SET EXERCISE: Find each line with the word "автономной" and copy it.

INFORMATION SUPPLIED:
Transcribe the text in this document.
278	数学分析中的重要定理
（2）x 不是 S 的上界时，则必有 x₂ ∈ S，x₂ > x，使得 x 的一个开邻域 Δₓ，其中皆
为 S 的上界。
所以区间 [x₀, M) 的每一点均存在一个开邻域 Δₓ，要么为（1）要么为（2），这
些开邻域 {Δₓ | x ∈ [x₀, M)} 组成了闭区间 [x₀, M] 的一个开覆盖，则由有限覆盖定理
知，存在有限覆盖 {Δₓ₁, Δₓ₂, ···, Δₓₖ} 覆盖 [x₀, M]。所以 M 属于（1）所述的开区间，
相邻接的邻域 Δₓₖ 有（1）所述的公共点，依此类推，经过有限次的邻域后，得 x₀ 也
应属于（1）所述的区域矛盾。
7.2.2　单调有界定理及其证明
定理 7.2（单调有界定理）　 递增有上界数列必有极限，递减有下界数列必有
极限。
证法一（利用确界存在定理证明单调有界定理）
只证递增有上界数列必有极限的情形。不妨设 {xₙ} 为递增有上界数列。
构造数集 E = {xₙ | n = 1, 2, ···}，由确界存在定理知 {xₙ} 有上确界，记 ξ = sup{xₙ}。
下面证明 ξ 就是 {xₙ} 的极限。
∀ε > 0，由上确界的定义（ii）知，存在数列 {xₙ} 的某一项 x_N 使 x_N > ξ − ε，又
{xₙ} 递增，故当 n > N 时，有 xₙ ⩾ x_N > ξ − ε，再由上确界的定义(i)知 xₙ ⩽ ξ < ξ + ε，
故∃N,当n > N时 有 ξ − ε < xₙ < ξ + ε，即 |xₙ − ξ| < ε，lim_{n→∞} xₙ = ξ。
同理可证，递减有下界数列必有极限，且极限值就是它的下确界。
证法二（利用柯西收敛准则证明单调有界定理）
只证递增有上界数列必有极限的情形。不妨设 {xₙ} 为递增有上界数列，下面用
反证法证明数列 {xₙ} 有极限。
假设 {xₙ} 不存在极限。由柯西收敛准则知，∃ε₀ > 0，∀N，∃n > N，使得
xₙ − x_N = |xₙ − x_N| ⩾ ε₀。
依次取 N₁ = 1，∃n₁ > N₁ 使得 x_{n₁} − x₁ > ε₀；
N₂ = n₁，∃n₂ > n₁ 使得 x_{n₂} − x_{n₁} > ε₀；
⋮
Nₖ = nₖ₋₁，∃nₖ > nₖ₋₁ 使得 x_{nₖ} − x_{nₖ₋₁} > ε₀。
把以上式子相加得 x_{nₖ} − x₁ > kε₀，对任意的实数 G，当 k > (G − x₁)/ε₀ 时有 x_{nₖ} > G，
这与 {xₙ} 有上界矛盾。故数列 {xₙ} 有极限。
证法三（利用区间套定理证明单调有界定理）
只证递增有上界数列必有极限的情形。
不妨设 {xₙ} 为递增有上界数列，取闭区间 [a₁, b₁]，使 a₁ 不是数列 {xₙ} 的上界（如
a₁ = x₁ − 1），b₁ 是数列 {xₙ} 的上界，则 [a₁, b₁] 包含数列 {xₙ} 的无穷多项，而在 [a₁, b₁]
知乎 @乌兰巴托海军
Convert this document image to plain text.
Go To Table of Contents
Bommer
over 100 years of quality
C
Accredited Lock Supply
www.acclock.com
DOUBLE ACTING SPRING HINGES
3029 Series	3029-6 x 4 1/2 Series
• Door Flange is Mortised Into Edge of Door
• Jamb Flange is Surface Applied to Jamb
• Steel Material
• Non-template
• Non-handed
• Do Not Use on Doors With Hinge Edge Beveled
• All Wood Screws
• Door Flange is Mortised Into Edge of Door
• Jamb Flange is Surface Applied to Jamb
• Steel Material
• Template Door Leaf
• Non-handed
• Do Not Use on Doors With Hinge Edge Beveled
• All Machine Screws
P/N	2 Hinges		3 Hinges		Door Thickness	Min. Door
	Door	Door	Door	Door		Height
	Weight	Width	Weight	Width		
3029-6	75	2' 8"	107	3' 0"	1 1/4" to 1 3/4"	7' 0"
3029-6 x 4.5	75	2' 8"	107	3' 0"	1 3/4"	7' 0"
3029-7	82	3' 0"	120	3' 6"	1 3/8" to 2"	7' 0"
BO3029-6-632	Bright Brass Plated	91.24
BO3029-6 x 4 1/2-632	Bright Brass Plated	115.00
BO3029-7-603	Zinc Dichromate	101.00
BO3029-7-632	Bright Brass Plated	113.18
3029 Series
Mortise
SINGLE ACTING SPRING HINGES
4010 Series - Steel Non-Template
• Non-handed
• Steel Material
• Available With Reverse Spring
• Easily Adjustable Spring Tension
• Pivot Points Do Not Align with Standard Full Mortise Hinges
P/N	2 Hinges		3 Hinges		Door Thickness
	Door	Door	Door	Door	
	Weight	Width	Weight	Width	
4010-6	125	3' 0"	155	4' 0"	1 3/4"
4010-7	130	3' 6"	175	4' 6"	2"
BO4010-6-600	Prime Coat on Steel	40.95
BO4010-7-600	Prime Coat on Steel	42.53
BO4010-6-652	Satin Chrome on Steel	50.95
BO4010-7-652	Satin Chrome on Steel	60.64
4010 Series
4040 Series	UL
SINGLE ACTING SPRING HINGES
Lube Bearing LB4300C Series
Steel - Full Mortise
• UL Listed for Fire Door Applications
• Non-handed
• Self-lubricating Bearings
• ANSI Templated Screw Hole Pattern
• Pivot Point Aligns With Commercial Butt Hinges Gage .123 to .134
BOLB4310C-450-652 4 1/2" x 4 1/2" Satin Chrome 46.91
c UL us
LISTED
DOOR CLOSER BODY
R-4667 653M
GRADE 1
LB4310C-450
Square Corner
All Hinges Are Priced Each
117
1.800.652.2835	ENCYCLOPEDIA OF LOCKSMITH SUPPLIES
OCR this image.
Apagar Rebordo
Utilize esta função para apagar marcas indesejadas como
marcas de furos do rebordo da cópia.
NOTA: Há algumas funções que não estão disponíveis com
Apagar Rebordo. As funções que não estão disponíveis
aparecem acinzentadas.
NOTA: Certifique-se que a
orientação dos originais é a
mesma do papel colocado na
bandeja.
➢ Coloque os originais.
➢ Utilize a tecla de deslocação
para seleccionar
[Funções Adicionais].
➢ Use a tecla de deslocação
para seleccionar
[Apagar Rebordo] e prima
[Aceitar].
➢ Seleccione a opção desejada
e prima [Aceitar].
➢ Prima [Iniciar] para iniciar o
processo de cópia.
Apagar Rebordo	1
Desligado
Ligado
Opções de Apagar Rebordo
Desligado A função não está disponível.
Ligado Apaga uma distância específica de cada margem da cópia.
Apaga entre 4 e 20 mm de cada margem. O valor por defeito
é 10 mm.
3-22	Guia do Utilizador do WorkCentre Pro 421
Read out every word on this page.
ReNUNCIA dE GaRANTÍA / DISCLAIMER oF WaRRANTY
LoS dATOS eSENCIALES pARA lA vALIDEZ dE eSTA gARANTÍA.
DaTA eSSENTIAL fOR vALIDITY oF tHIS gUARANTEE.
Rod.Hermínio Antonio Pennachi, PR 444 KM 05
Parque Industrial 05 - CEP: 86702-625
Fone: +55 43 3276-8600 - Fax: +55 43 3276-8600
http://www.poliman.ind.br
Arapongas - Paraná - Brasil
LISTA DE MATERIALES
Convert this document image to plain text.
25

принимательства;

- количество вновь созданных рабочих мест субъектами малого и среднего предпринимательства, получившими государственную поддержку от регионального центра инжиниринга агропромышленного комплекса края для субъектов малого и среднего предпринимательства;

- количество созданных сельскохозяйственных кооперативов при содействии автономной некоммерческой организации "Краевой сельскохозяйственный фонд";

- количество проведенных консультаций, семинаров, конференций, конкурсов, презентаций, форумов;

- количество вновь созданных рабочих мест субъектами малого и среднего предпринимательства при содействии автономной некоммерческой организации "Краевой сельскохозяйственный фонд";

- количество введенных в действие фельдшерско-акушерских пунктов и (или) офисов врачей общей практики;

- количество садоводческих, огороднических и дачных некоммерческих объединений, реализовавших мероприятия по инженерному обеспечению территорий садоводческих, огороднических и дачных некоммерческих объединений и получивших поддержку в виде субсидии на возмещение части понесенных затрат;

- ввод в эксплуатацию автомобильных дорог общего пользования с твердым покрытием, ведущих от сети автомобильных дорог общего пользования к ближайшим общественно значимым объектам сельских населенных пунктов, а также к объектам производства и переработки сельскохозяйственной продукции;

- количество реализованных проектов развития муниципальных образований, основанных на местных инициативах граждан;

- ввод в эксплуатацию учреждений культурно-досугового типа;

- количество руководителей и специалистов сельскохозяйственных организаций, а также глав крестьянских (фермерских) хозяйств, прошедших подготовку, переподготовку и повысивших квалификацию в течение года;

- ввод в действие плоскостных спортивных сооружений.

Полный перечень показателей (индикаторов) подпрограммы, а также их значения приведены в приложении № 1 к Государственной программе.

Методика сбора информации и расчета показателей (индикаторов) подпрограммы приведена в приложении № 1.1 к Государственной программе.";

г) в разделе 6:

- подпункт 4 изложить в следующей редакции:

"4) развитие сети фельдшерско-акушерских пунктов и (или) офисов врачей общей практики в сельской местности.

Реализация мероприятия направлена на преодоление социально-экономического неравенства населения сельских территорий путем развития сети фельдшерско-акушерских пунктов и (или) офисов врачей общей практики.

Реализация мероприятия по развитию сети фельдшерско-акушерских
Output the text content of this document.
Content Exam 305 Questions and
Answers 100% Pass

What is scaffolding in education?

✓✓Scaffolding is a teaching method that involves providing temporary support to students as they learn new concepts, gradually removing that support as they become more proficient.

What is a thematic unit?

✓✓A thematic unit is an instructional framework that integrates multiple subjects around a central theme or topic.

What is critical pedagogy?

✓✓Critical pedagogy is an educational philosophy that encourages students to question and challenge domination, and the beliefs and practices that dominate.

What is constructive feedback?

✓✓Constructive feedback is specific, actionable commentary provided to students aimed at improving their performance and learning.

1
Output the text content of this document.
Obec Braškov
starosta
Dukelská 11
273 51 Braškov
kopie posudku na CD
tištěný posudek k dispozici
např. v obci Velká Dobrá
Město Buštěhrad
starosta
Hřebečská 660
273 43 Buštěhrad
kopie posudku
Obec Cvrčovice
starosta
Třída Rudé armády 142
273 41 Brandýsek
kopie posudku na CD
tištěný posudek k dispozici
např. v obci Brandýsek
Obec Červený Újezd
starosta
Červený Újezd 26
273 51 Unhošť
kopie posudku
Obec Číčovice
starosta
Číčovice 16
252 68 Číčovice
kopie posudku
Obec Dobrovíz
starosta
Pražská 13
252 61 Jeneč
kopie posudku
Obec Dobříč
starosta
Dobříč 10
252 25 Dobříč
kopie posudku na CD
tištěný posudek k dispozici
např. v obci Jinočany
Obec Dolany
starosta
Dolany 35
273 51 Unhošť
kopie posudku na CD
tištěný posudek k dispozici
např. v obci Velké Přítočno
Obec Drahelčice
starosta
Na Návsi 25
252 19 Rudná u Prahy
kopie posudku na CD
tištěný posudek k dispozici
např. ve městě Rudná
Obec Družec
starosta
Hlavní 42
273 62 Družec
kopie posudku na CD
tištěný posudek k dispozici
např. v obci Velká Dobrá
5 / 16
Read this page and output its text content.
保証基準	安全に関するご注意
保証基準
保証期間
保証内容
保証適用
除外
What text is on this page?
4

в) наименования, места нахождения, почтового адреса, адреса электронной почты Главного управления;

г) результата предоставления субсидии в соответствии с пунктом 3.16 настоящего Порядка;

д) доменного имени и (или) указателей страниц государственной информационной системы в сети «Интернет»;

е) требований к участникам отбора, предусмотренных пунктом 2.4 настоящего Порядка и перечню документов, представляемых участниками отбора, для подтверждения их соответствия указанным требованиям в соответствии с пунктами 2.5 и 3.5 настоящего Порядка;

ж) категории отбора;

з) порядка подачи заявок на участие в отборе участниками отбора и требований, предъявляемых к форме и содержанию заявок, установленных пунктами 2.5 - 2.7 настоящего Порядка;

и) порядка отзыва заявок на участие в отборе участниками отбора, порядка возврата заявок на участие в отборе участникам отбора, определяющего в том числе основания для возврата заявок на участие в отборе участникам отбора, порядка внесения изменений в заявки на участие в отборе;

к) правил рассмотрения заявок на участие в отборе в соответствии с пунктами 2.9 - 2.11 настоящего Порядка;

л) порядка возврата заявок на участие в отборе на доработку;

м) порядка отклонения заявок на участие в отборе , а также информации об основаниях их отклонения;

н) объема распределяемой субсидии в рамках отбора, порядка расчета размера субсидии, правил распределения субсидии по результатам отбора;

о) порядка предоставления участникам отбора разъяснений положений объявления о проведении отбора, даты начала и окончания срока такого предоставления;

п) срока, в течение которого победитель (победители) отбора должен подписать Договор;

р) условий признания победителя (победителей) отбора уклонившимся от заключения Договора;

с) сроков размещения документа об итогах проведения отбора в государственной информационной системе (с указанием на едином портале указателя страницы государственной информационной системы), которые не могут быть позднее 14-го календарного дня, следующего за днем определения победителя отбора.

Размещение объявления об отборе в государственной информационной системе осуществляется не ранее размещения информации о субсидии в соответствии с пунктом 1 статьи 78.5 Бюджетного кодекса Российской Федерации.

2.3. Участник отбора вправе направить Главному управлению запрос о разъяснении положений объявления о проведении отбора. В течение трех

SOLUTION:
- количество созданных сельскохозяйственных кооперативов при содействии автономной некоммерческой организации "Краевой сельскохозяйственный фонд";
- количество вновь созданных рабочих мест субъектами малого и среднего предпринимательства при содействии автономной некоммерческой организации "Краевой сельскохозяйственный фонд";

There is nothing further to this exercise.